- [DATASET RECORDS]
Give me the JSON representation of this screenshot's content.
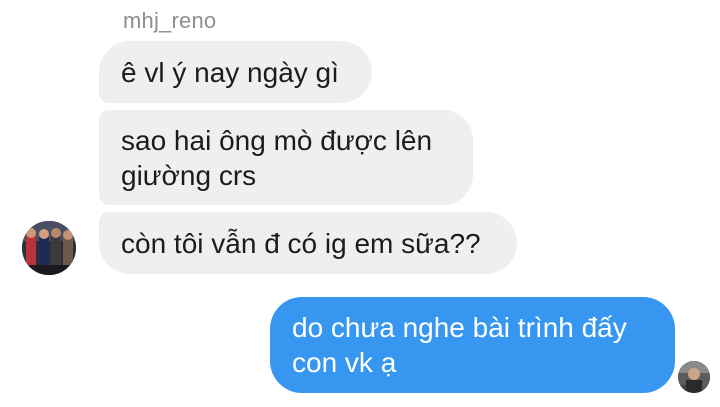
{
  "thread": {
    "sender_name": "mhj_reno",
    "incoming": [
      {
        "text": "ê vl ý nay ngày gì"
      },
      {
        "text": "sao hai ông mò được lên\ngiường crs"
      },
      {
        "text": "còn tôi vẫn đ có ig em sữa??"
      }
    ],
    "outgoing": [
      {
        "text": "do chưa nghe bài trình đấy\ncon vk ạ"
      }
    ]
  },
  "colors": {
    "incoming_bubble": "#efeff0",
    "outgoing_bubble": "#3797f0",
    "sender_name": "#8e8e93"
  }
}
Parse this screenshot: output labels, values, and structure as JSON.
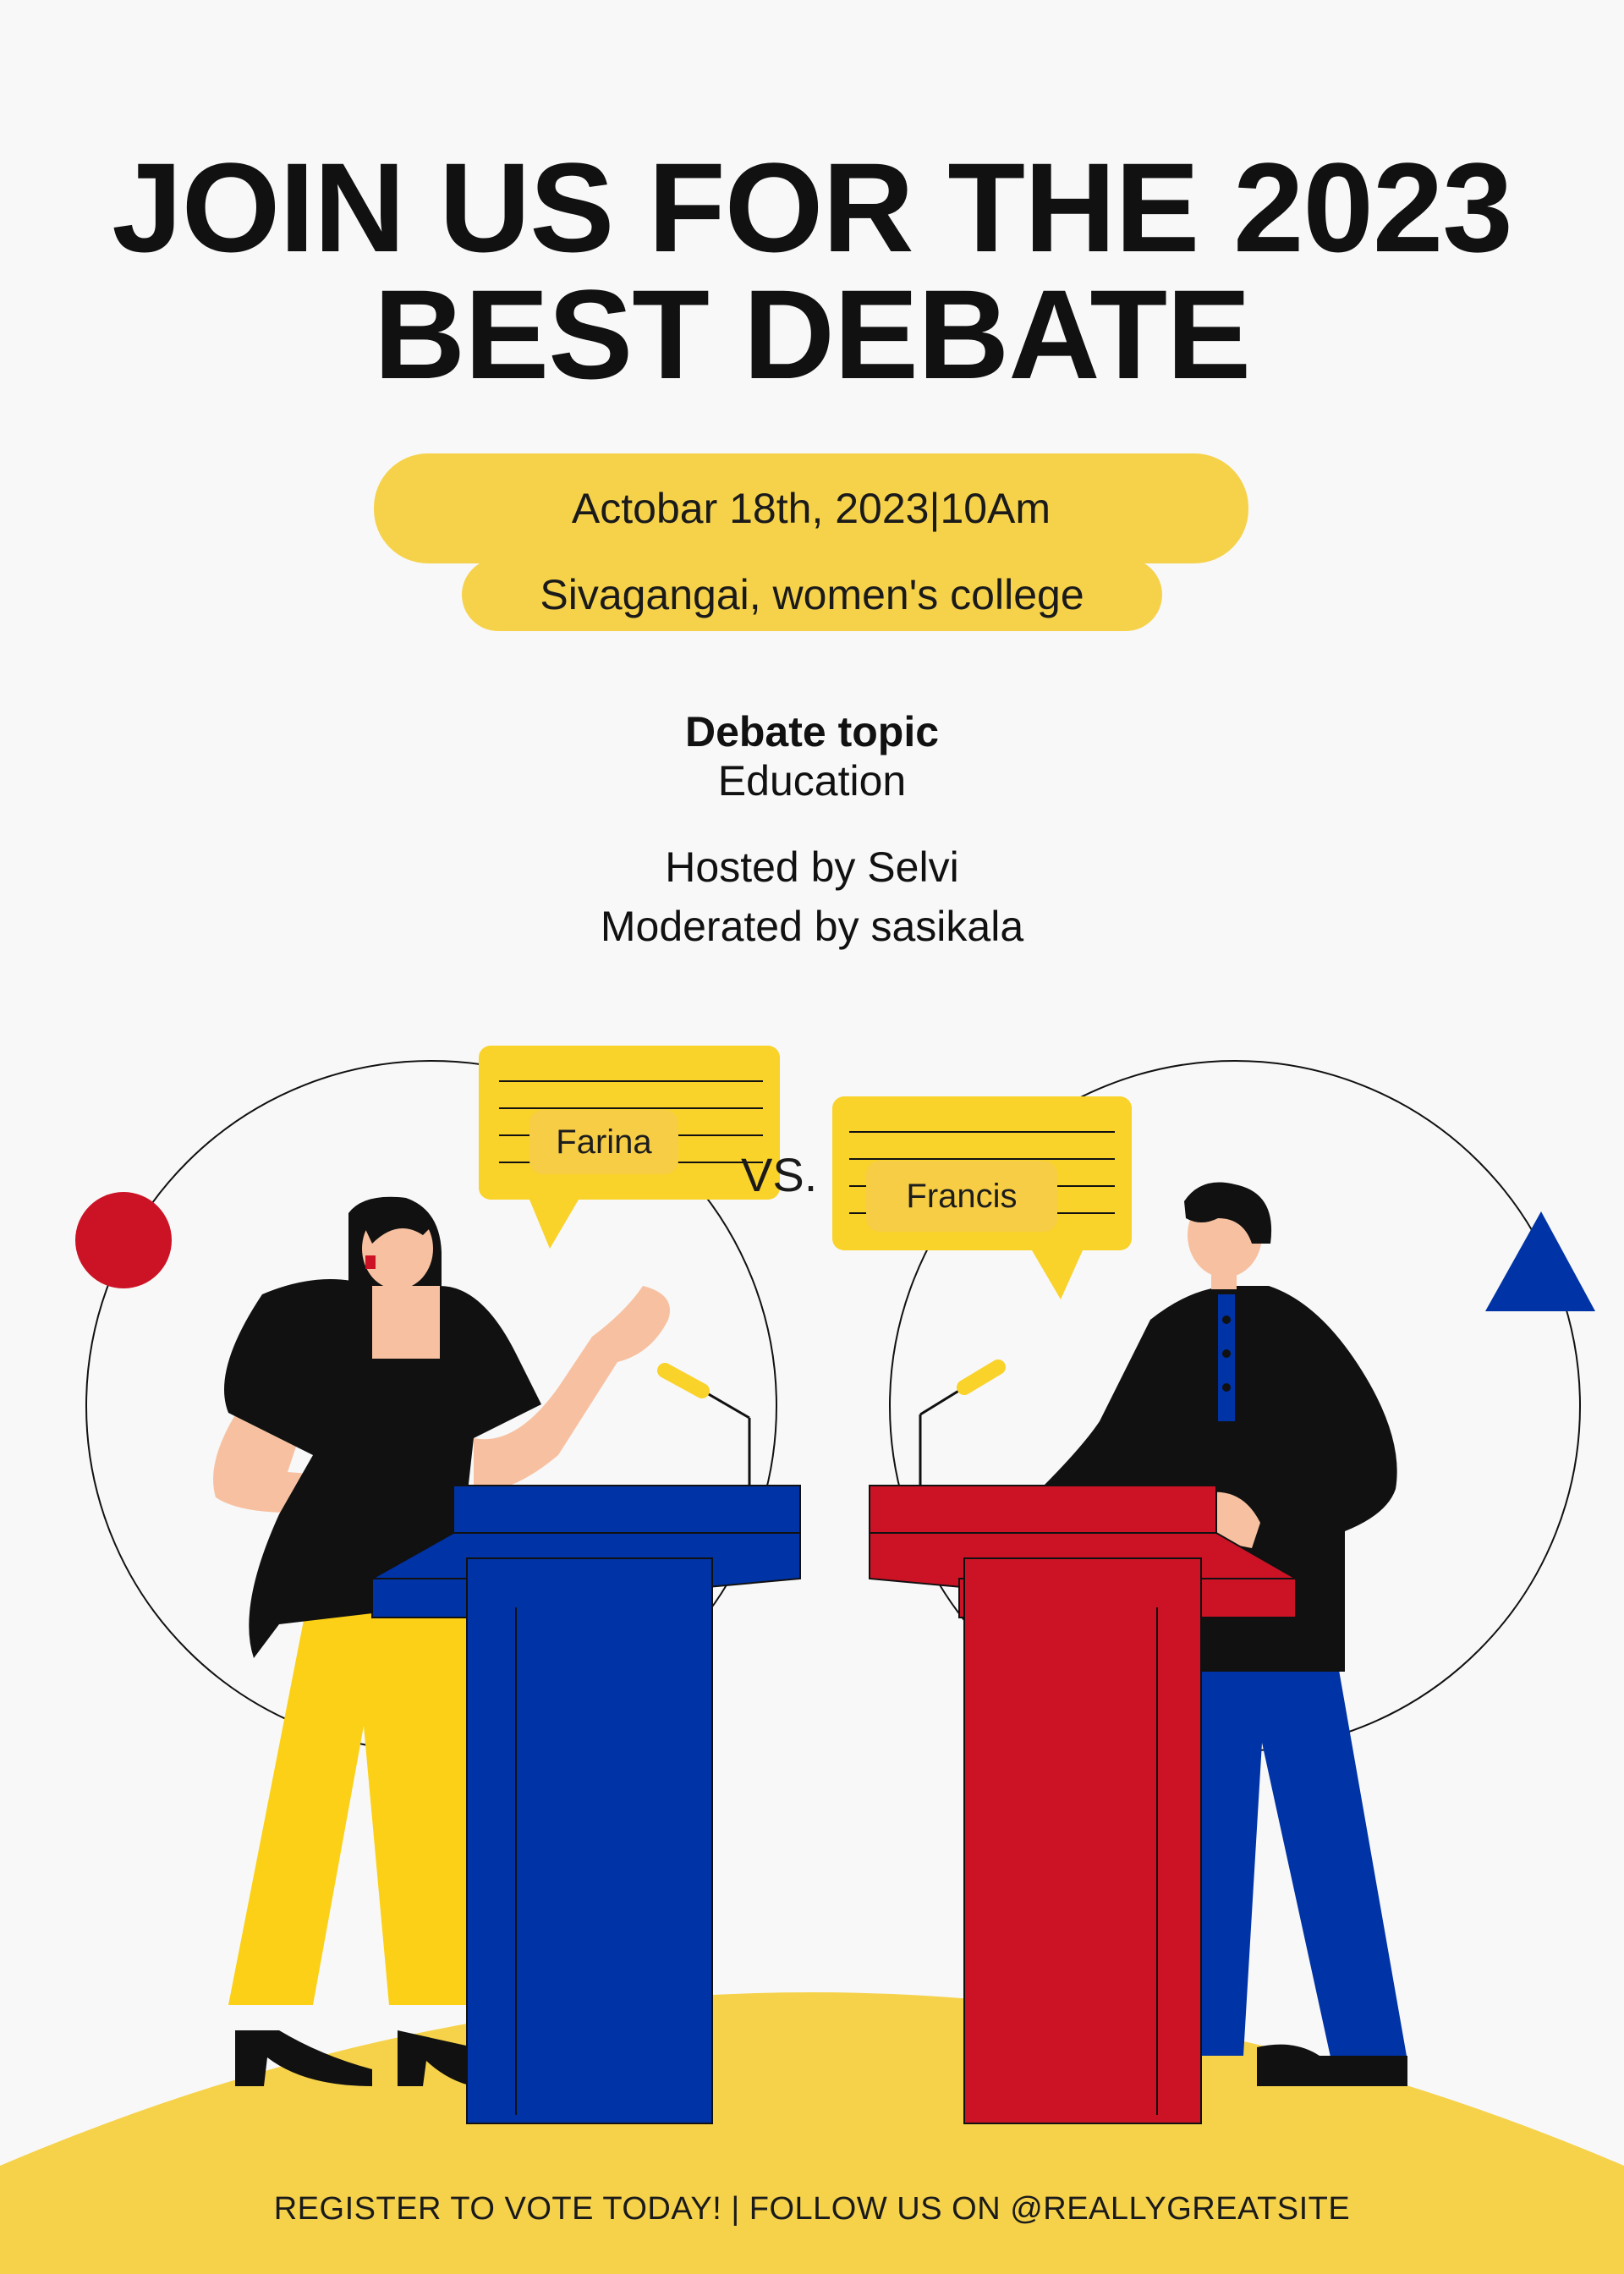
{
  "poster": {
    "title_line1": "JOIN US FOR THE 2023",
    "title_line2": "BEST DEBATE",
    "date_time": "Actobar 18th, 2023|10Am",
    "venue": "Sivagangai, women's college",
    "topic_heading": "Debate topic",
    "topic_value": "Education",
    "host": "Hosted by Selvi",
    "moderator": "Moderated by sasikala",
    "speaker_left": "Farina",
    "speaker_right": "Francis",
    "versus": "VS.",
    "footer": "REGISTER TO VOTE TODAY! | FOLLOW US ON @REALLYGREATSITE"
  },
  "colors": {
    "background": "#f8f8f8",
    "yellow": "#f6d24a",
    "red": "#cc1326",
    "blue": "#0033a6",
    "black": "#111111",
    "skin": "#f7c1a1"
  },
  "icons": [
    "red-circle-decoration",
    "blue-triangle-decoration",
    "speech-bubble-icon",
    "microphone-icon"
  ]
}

==

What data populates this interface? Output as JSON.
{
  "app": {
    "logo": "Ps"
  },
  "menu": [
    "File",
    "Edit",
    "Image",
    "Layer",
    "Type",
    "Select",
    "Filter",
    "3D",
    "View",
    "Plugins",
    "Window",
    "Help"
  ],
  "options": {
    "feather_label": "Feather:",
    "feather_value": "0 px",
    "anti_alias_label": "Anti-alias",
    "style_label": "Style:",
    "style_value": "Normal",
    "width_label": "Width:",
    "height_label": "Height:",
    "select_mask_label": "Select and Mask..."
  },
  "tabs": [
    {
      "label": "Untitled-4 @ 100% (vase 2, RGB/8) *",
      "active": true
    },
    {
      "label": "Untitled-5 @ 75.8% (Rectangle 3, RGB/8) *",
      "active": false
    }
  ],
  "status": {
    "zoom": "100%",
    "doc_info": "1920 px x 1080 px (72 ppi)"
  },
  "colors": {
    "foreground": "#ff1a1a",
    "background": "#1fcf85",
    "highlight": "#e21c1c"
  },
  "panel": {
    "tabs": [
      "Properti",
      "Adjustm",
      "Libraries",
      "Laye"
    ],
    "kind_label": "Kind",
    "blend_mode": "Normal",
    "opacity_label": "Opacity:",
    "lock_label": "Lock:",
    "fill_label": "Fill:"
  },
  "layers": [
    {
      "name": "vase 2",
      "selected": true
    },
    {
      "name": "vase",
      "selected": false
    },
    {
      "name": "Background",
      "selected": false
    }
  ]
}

- [DIRECTIONS] Which lines hold the word "Normal"? Copy every one of them.

- [RESPONSE TO THIS TASK]
    "style_value": "Normal",
    "blend_mode": "Normal",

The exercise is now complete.